• **EXERCISE INSTRUCTIONS**: Only a number is wanted. Count the lines holding the string "VirtualCapacity".

## Start RECORD SET

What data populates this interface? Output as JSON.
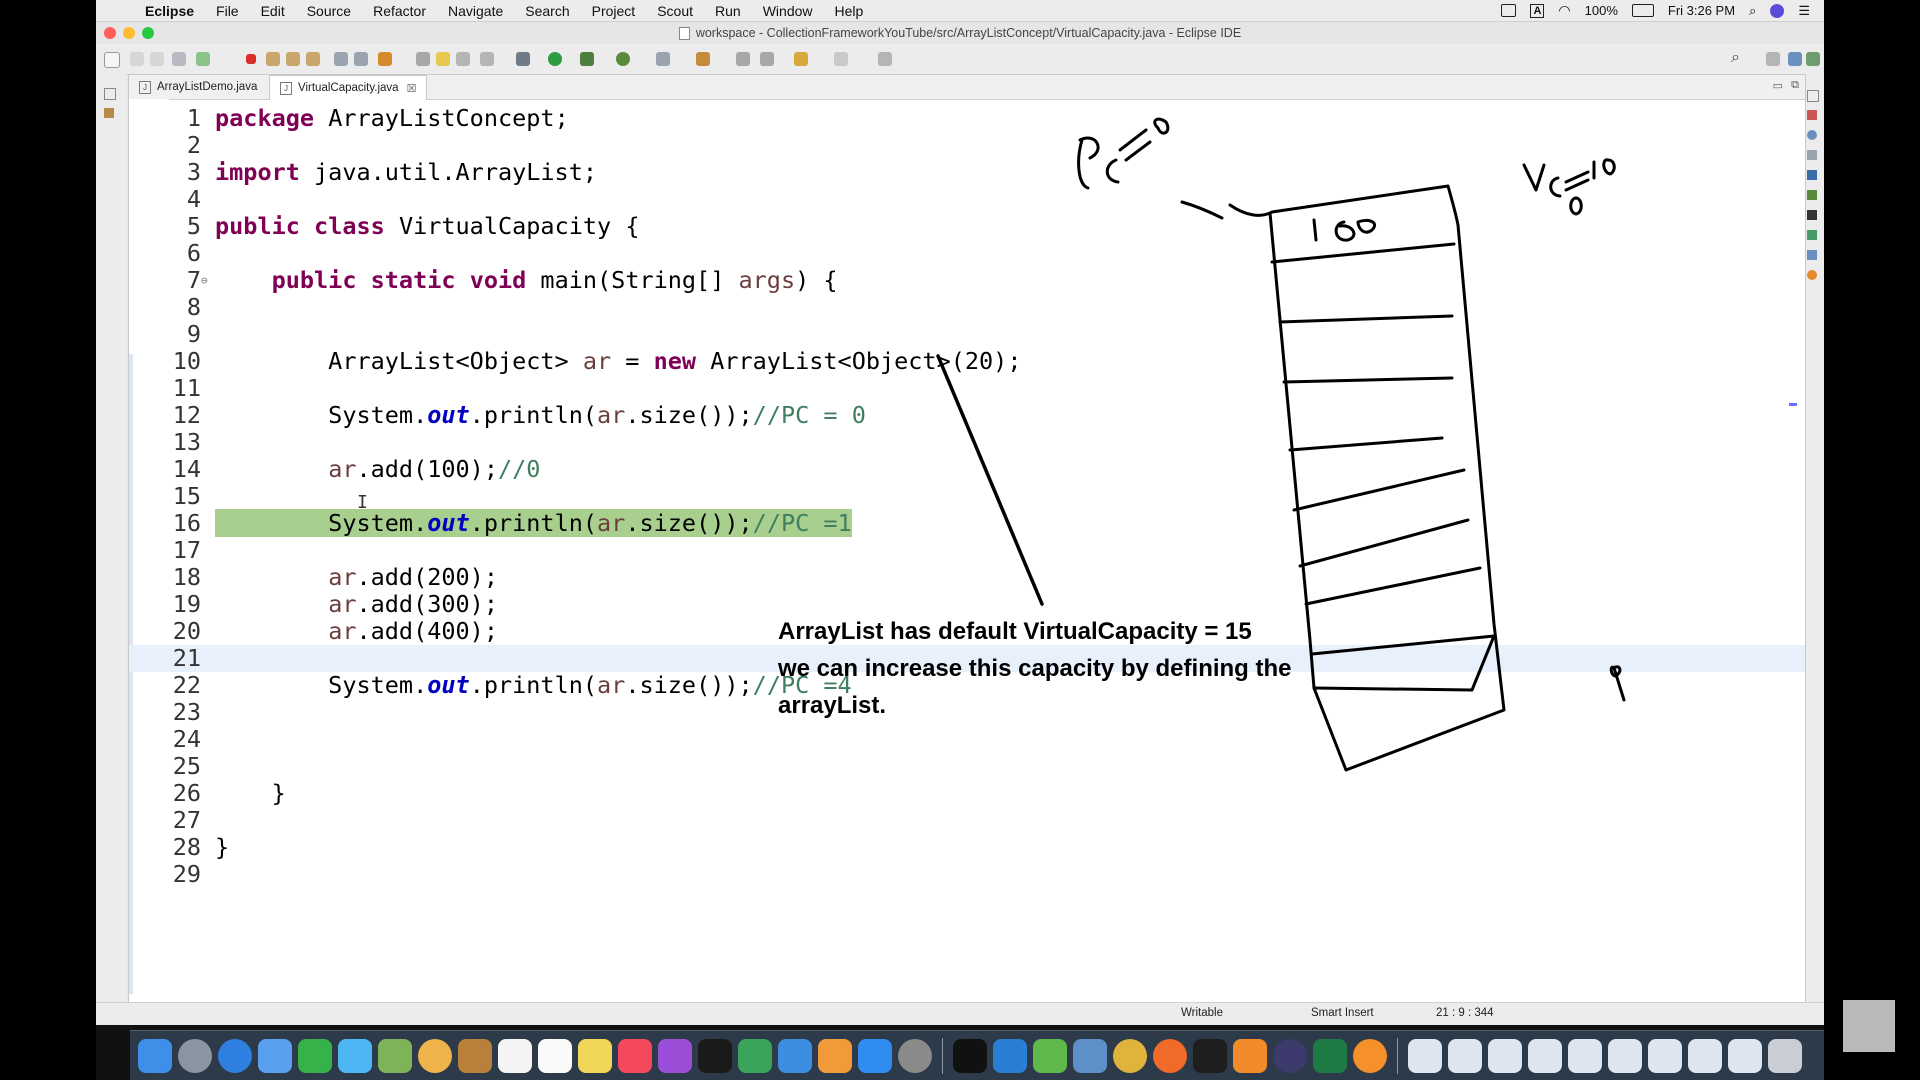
{
  "menubar": {
    "app": "Eclipse",
    "items": [
      "File",
      "Edit",
      "Source",
      "Refactor",
      "Navigate",
      "Search",
      "Project",
      "Scout",
      "Run",
      "Window",
      "Help"
    ],
    "battery": "100%",
    "clock": "Fri 3:26 PM"
  },
  "window": {
    "title": "workspace - CollectionFrameworkYouTube/src/ArrayListConcept/VirtualCapacity.java - Eclipse IDE"
  },
  "tabs": [
    {
      "label": "ArrayListDemo.java"
    },
    {
      "label": "VirtualCapacity.java"
    }
  ],
  "editor": {
    "lines": [
      "1",
      "2",
      "3",
      "4",
      "5",
      "6",
      "7",
      "8",
      "9",
      "10",
      "11",
      "12",
      "13",
      "14",
      "15",
      "16",
      "17",
      "18",
      "19",
      "20",
      "21",
      "22",
      "23",
      "24",
      "25",
      "26",
      "27",
      "28",
      "29"
    ]
  },
  "overlay": {
    "line1": "ArrayList has default VirtualCapacity = 15",
    "line2": "we can increase this capacity by defining the",
    "line3": "arrayList."
  },
  "status": {
    "writable": "Writable",
    "insert_mode": "Smart Insert",
    "position": "21 : 9 : 344"
  }
}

## End RECORD SET

• **WRITTEN SOLUTION**: 3